== RECORDS SHOWN

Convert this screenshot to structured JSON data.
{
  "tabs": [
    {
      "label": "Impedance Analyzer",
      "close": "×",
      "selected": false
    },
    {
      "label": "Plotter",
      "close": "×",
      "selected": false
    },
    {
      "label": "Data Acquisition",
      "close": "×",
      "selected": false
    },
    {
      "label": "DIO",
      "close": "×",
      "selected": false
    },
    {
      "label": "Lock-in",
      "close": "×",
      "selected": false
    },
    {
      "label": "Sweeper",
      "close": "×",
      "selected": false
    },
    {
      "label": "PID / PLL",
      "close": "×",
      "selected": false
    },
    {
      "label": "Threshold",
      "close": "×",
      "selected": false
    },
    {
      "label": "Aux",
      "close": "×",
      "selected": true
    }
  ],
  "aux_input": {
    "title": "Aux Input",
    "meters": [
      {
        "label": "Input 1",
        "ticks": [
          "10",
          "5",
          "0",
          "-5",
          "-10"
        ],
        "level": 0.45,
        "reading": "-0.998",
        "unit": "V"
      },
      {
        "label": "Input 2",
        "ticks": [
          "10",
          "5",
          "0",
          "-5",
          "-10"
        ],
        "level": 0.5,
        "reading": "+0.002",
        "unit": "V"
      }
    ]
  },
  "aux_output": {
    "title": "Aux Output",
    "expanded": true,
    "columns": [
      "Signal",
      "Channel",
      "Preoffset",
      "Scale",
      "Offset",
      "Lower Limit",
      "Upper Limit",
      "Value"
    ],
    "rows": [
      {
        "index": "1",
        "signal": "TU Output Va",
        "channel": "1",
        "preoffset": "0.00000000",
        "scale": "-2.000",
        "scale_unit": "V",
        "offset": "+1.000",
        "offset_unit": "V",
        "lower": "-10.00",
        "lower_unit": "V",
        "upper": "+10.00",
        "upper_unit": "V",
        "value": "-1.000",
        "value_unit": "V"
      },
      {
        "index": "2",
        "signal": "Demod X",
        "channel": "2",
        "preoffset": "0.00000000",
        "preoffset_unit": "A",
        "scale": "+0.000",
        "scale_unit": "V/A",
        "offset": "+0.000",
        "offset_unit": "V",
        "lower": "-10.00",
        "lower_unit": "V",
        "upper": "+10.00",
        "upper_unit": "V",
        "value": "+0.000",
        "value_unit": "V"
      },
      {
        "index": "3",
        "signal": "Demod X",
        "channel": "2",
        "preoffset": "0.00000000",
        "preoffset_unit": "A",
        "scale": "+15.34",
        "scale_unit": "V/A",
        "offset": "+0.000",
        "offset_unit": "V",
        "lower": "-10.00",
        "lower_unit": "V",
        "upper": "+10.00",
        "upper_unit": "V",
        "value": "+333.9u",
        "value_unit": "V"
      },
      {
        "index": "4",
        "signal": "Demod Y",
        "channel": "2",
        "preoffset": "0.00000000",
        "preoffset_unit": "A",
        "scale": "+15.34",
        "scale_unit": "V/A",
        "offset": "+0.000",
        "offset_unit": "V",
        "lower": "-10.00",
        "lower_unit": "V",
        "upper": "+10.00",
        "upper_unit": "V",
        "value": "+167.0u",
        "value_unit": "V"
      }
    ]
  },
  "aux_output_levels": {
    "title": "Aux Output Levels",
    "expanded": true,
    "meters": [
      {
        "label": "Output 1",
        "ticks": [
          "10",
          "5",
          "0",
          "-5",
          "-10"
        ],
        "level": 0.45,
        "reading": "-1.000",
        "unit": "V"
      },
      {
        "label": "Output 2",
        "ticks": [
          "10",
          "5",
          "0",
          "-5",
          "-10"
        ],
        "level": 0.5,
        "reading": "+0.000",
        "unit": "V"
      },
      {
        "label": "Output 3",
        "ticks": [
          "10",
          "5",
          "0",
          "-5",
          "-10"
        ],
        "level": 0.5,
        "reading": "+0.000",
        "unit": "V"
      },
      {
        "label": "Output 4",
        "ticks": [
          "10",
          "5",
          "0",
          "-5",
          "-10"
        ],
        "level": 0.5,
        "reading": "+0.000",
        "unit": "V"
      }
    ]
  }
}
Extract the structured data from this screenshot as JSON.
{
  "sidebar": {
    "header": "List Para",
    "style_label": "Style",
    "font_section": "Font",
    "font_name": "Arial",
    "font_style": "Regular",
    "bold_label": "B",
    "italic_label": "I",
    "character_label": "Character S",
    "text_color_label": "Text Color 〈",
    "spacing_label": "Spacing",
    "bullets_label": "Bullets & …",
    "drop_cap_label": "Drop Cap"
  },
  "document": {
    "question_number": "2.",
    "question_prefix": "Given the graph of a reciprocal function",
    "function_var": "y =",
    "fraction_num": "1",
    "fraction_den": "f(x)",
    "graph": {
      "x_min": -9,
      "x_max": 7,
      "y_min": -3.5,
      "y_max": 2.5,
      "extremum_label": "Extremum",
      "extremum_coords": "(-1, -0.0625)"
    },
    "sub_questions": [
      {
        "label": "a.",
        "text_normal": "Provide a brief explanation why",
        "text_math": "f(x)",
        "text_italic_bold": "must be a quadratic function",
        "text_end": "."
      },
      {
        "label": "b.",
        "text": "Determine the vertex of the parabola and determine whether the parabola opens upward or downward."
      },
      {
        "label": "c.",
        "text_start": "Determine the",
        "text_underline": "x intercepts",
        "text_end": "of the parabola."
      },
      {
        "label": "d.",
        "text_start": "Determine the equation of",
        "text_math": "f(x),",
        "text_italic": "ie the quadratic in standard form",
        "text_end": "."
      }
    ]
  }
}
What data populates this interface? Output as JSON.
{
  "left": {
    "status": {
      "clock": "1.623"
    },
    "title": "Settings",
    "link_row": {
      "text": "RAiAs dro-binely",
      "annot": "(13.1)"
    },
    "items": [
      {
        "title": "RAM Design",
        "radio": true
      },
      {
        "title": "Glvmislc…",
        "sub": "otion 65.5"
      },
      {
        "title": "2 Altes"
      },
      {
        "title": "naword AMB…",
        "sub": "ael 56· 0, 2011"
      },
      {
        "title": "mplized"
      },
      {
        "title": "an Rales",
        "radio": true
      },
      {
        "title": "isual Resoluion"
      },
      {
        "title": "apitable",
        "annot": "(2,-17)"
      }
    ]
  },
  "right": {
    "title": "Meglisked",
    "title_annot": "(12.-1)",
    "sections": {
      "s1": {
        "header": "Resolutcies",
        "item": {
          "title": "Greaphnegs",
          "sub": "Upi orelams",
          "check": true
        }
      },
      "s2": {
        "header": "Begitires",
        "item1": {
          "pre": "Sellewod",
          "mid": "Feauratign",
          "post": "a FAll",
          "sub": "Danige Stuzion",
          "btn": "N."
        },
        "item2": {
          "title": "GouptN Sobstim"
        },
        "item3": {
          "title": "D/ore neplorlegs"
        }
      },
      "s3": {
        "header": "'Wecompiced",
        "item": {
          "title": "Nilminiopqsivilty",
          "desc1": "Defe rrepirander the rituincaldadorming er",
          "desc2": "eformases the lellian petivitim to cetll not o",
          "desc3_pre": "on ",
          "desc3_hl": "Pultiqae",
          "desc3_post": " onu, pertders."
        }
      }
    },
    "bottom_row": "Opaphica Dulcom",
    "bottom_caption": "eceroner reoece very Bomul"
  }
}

====

EXERCISE BRIEF>
Transcribe all of the lines in the records precisely.

CORRECT OUTPUT>
Convert this screenshot to structured JSON data.
{
  "tabs": [
    {
      "label": "Impedance Analyzer",
      "close": "×",
      "selected": false
    },
    {
      "label": "Plotter",
      "close": "×",
      "selected": false
    },
    {
      "label": "Data Acquisition",
      "close": "×",
      "selected": false
    },
    {
      "label": "DIO",
      "close": "×",
      "selected": false
    },
    {
      "label": "Lock-in",
      "close": "×",
      "selected": false
    },
    {
      "label": "Sweeper",
      "close": "×",
      "selected": false
    },
    {
      "label": "PID / PLL",
      "close": "×",
      "selected": false
    },
    {
      "label": "Threshold",
      "close": "×",
      "selected": false
    },
    {
      "label": "Aux",
      "close": "×",
      "selected": true
    }
  ],
  "aux_input": {
    "title": "Aux Input",
    "meters": [
      {
        "label": "Input 1",
        "ticks": [
          "10",
          "5",
          "0",
          "-5",
          "-10"
        ],
        "level": 0.45,
        "reading": "-0.998",
        "unit": "V"
      },
      {
        "label": "Input 2",
        "ticks": [
          "10",
          "5",
          "0",
          "-5",
          "-10"
        ],
        "level": 0.5,
        "reading": "+0.002",
        "unit": "V"
      }
    ]
  },
  "aux_output": {
    "title": "Aux Output",
    "expanded": true,
    "columns": [
      "Signal",
      "Channel",
      "Preoffset",
      "Scale",
      "Offset",
      "Lower Limit",
      "Upper Limit",
      "Value"
    ],
    "rows": [
      {
        "index": "1",
        "signal": "TU Output Va",
        "channel": "1",
        "preoffset": "0.00000000",
        "scale": "-2.000",
        "scale_unit": "V",
        "offset": "+1.000",
        "offset_unit": "V",
        "lower": "-10.00",
        "lower_unit": "V",
        "upper": "+10.00",
        "upper_unit": "V",
        "value": "-1.000",
        "value_unit": "V"
      },
      {
        "index": "2",
        "signal": "Demod X",
        "channel": "2",
        "preoffset": "0.00000000",
        "preoffset_unit": "A",
        "scale": "+0.000",
        "scale_unit": "V/A",
        "offset": "+0.000",
        "offset_unit": "V",
        "lower": "-10.00",
        "lower_unit": "V",
        "upper": "+10.00",
        "upper_unit": "V",
        "value": "+0.000",
        "value_unit": "V"
      },
      {
        "index": "3",
        "signal": "Demod X",
        "channel": "2",
        "preoffset": "0.00000000",
        "preoffset_unit": "A",
        "scale": "+15.34",
        "scale_unit": "V/A",
        "offset": "+0.000",
        "offset_unit": "V",
        "lower": "-10.00",
        "lower_unit": "V",
        "upper": "+10.00",
        "upper_unit": "V",
        "value": "+333.9u",
        "value_unit": "V"
      },
      {
        "index": "4",
        "signal": "Demod Y",
        "channel": "2",
        "preoffset": "0.00000000",
        "preoffset_unit": "A",
        "scale": "+15.34",
        "scale_unit": "V/A",
        "offset": "+0.000",
        "offset_unit": "V",
        "lower": "-10.00",
        "lower_unit": "V",
        "upper": "+10.00",
        "upper_unit": "V",
        "value": "+167.0u",
        "value_unit": "V"
      }
    ]
  },
  "aux_output_levels": {
    "title": "Aux Output Levels",
    "expanded": true,
    "meters": [
      {
        "label": "Output 1",
        "ticks": [
          "10",
          "5",
          "0",
          "-5",
          "-10"
        ],
        "level": 0.45,
        "reading": "-1.000",
        "unit": "V"
      },
      {
        "label": "Output 2",
        "ticks": [
          "10",
          "5",
          "0",
          "-5",
          "-10"
        ],
        "level": 0.5,
        "reading": "+0.000",
        "unit": "V"
      },
      {
        "label": "Output 3",
        "ticks": [
          "10",
          "5",
          "0",
          "-5",
          "-10"
        ],
        "level": 0.5,
        "reading": "+0.000",
        "unit": "V"
      },
      {
        "label": "Output 4",
        "ticks": [
          "10",
          "5",
          "0",
          "-5",
          "-10"
        ],
        "level": 0.5,
        "reading": "+0.000",
        "unit": "V"
      }
    ]
  }
}
Extract the structured data from this screenshot as JSON.
{
  "sidebar": {
    "header": "List Para",
    "style_label": "Style",
    "font_section": "Font",
    "font_name": "Arial",
    "font_style": "Regular",
    "bold_label": "B",
    "italic_label": "I",
    "character_label": "Character S",
    "text_color_label": "Text Color 〈",
    "spacing_label": "Spacing",
    "bullets_label": "Bullets & …",
    "drop_cap_label": "Drop Cap"
  },
  "document": {
    "question_number": "2.",
    "question_prefix": "Given the graph of a reciprocal function",
    "function_var": "y =",
    "fraction_num": "1",
    "fraction_den": "f(x)",
    "graph": {
      "x_min": -9,
      "x_max": 7,
      "y_min": -3.5,
      "y_max": 2.5,
      "extremum_label": "Extremum",
      "extremum_coords": "(-1, -0.0625)"
    },
    "sub_questions": [
      {
        "label": "a.",
        "text_normal": "Provide a brief explanation why",
        "text_math": "f(x)",
        "text_italic_bold": "must be a quadratic function",
        "text_end": "."
      },
      {
        "label": "b.",
        "text": "Determine the vertex of the parabola and determine whether the parabola opens upward or downward."
      },
      {
        "label": "c.",
        "text_start": "Determine the",
        "text_underline": "x intercepts",
        "text_end": "of the parabola."
      },
      {
        "label": "d.",
        "text_start": "Determine the equation of",
        "text_math": "f(x),",
        "text_italic": "ie the quadratic in standard form",
        "text_end": "."
      }
    ]
  }
}
What data populates this interface? Output as JSON.
{
  "left": {
    "status": {
      "clock": "1.623"
    },
    "title": "Settings",
    "link_row": {
      "text": "RAiAs dro-binely",
      "annot": "(13.1)"
    },
    "items": [
      {
        "title": "RAM Design",
        "radio": true
      },
      {
        "title": "Glvmislc…",
        "sub": "otion 65.5"
      },
      {
        "title": "2 Altes"
      },
      {
        "title": "naword AMB…",
        "sub": "ael 56· 0, 2011"
      },
      {
        "title": "mplized"
      },
      {
        "title": "an Rales",
        "radio": true
      },
      {
        "title": "isual Resoluion"
      },
      {
        "title": "apitable",
        "annot": "(2,-17)"
      }
    ]
  },
  "right": {
    "title": "Meglisked",
    "title_annot": "(12.-1)",
    "sections": {
      "s1": {
        "header": "Resolutcies",
        "item": {
          "title": "Greaphnegs",
          "sub": "Upi orelams",
          "check": true
        }
      },
      "s2": {
        "header": "Begitires",
        "item1": {
          "pre": "Sellewod",
          "mid": "Feauratign",
          "post": "a FAll",
          "sub": "Danige Stuzion",
          "btn": "N."
        },
        "item2": {
          "title": "GouptN Sobstim"
        },
        "item3": {
          "title": "D/ore neplorlegs"
        }
      },
      "s3": {
        "header": "'Wecompiced",
        "item": {
          "title": "Nilminiopqsivilty",
          "desc1": "Defe rrepirander the rituincaldadorming er",
          "desc2": "eformases the lellian petivitim to cetll not o",
          "desc3_pre": "on ",
          "desc3_hl": "Pultiqae",
          "desc3_post": " onu, pertders."
        }
      }
    },
    "bottom_row": "Opaphica Dulcom",
    "bottom_caption": "eceroner reoece very Bomul"
  }
}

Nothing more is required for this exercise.